--- Written problem ---
Below are some entries; can you quote all of them exactly?
□ □ □ □ □
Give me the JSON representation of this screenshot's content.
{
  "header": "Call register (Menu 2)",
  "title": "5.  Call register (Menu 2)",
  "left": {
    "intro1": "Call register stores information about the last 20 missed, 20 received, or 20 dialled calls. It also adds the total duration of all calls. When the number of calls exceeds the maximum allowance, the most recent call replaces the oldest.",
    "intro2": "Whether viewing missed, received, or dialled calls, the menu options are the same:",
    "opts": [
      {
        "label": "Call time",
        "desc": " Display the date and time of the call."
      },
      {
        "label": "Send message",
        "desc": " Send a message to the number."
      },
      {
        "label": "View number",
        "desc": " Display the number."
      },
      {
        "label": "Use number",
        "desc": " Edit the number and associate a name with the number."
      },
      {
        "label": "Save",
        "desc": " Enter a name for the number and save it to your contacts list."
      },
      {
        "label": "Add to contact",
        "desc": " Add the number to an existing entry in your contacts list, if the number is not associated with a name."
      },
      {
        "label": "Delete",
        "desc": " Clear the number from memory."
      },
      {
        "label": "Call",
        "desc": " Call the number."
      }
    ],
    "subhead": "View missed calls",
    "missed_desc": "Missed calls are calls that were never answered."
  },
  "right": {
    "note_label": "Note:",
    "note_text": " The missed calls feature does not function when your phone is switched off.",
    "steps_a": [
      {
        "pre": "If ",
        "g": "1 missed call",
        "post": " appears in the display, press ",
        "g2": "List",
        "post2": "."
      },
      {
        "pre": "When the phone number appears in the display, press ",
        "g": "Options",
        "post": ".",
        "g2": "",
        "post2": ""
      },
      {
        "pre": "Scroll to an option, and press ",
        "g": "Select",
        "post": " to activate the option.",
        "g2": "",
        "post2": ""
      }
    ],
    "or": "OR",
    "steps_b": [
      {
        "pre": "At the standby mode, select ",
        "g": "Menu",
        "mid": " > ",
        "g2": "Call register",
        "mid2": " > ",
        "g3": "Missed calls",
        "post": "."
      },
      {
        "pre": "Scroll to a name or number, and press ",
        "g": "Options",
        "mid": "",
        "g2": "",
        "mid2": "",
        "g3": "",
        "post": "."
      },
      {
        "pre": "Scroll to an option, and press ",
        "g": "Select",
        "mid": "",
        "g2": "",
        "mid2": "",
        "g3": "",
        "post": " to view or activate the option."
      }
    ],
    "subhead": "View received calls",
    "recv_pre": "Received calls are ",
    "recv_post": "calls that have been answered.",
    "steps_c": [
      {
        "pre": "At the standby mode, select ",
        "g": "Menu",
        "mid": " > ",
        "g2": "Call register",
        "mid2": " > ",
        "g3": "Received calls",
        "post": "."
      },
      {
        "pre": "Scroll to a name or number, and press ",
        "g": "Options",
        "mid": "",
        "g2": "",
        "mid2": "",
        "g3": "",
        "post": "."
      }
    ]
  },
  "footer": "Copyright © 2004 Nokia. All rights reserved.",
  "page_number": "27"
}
□ □ □ □ □
--- Answer for this exercise ---
Give me the JSON representation of this screenshot's content.
{
  "header": "Call register (Menu 2)",
  "title": "5.  Call register (Menu 2)",
  "left": {
    "intro1": "Call register stores information about the last 20 missed, 20 received, or 20 dialled calls. It also adds the total duration of all calls. When the number of calls exceeds the maximum allowance, the most recent call replaces the oldest.",
    "intro2": "Whether viewing missed, received, or dialled calls, the menu options are the same:",
    "opts": [
      {
        "label": "Call time",
        "desc": " Display the date and time of the call."
      },
      {
        "label": "Send message",
        "desc": " Send a message to the number."
      },
      {
        "label": "View number",
        "desc": " Display the number."
      },
      {
        "label": "Use number",
        "desc": " Edit the number and associate a name with the number."
      },
      {
        "label": "Save",
        "desc": " Enter a name for the number and save it to your contacts list."
      },
      {
        "label": "Add to contact",
        "desc": " Add the number to an existing entry in your contacts list, if the number is not associated with a name."
      },
      {
        "label": "Delete",
        "desc": " Clear the number from memory."
      },
      {
        "label": "Call",
        "desc": " Call the number."
      }
    ],
    "subhead": "View missed calls",
    "missed_desc": "Missed calls are calls that were never answered."
  },
  "right": {
    "note_label": "Note:",
    "note_text": " The missed calls feature does not function when your phone is switched off.",
    "steps_a": [
      {
        "pre": "If ",
        "g": "1 missed call",
        "post": " appears in the display, press ",
        "g2": "List",
        "post2": "."
      },
      {
        "pre": "When the phone number appears in the display, press ",
        "g": "Options",
        "post": ".",
        "g2": "",
        "post2": ""
      },
      {
        "pre": "Scroll to an option, and press ",
        "g": "Select",
        "post": " to activate the option.",
        "g2": "",
        "post2": ""
      }
    ],
    "or": "OR",
    "steps_b": [
      {
        "pre": "At the standby mode, select ",
        "g": "Menu",
        "mid": " > ",
        "g2": "Call register",
        "mid2": " > ",
        "g3": "Missed calls",
        "post": "."
      },
      {
        "pre": "Scroll to a name or number, and press ",
        "g": "Options",
        "mid": "",
        "g2": "",
        "mid2": "",
        "g3": "",
        "post": "."
      },
      {
        "pre": "Scroll to an option, and press ",
        "g": "Select",
        "mid": "",
        "g2": "",
        "mid2": "",
        "g3": "",
        "post": " to view or activate the option."
      }
    ],
    "subhead": "View received calls",
    "recv_pre": "Received calls are ",
    "recv_post": "calls that have been answered.",
    "steps_c": [
      {
        "pre": "At the standby mode, select ",
        "g": "Menu",
        "mid": " > ",
        "g2": "Call register",
        "mid2": " > ",
        "g3": "Received calls",
        "post": "."
      },
      {
        "pre": "Scroll to a name or number, and press ",
        "g": "Options",
        "mid": "",
        "g2": "",
        "mid2": "",
        "g3": "",
        "post": "."
      }
    ]
  },
  "footer": "Copyright © 2004 Nokia. All rights reserved.",
  "page_number": "27"
}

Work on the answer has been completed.